▶ [WHAT YOU NEED TO DO]:
Return the material word for word. Do not include the pictures.

**** MATERIAL SUPPLIED ****

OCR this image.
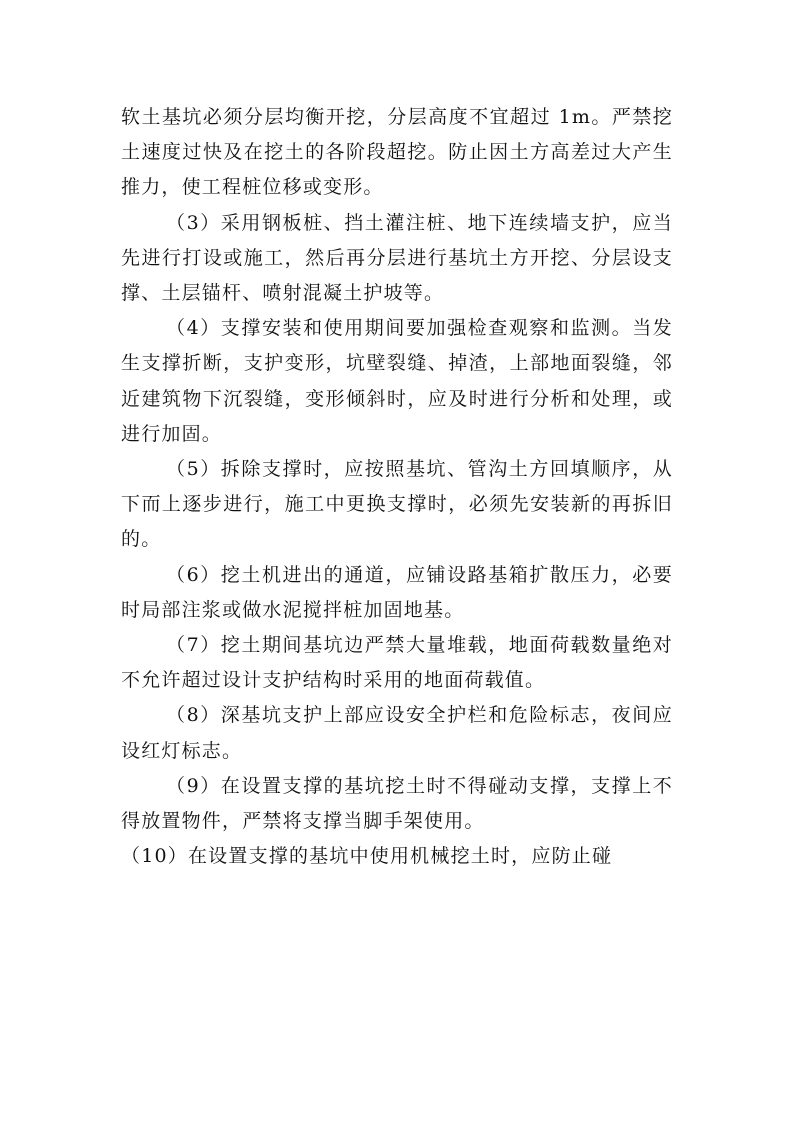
软土基坑必须分层均衡开挖，分层高度不宜超过 1m。严禁挖土速度过快及在挖土的各阶段超挖。防止因土方高差过大产生推力，使工程桩位移或变形。

（3）采用钢板桩、挡土灌注桩、地下连续墙支护，应当先进行打设或施工，然后再分层进行基坑土方开挖、分层设支撑、土层锚杆、喷射混凝土护坡等。

（4）支撑安装和使用期间要加强检查观察和监测。当发生支撑折断，支护变形，坑壁裂缝、掉渣，上部地面裂缝，邻近建筑物下沉裂缝，变形倾斜时，应及时进行分析和处理，或进行加固。

（5）拆除支撑时，应按照基坑、管沟土方回填顺序，从下而上逐步进行，施工中更换支撑时，必须先安装新的再拆旧的。

（6）挖土机进出的通道，应铺设路基箱扩散压力，必要时局部注浆或做水泥搅拌桩加固地基。

（7）挖土期间基坑边严禁大量堆载，地面荷载数量绝对不允许超过设计支护结构时采用的地面荷载值。

（8）深基坑支护上部应设安全护栏和危险标志，夜间应设红灯标志。

（9）在设置支撑的基坑挖土时不得碰动支撑，支撑上不得放置物件，严禁将支撑当脚手架使用。

（10）在设置支撑的基坑中使用机械挖土时，应防止碰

****

▶ [REPLY]:
OCR this image.
软土基坑必须分层均衡开挖，分层高度不宜超过 1m。严禁挖土速度过快及在挖土的各阶段超挖。防止因土方高差过大产生推力，使工程桩位移或变形。

（3）采用钢板桩、挡土灌注桩、地下连续墙支护，应当先进行打设或施工，然后再分层进行基坑土方开挖、分层设支撑、土层锚杆、喷射混凝土护坡等。

（4）支撑安装和使用期间要加强检查观察和监测。当发生支撑折断，支护变形，坑壁裂缝、掉渣，上部地面裂缝，邻近建筑物下沉裂缝，变形倾斜时，应及时进行分析和处理，或进行加固。

（5）拆除支撑时，应按照基坑、管沟土方回填顺序，从下而上逐步进行，施工中更换支撑时，必须先安装新的再拆旧的。

（6）挖土机进出的通道，应铺设路基箱扩散压力，必要时局部注浆或做水泥搅拌桩加固地基。

（7）挖土期间基坑边严禁大量堆载，地面荷载数量绝对不允许超过设计支护结构时采用的地面荷载值。

（8）深基坑支护上部应设安全护栏和危险标志，夜间应设红灯标志。

（9）在设置支撑的基坑挖土时不得碰动支撑，支撑上不得放置物件，严禁将支撑当脚手架使用。

（10）在设置支撑的基坑中使用机械挖土时，应防止碰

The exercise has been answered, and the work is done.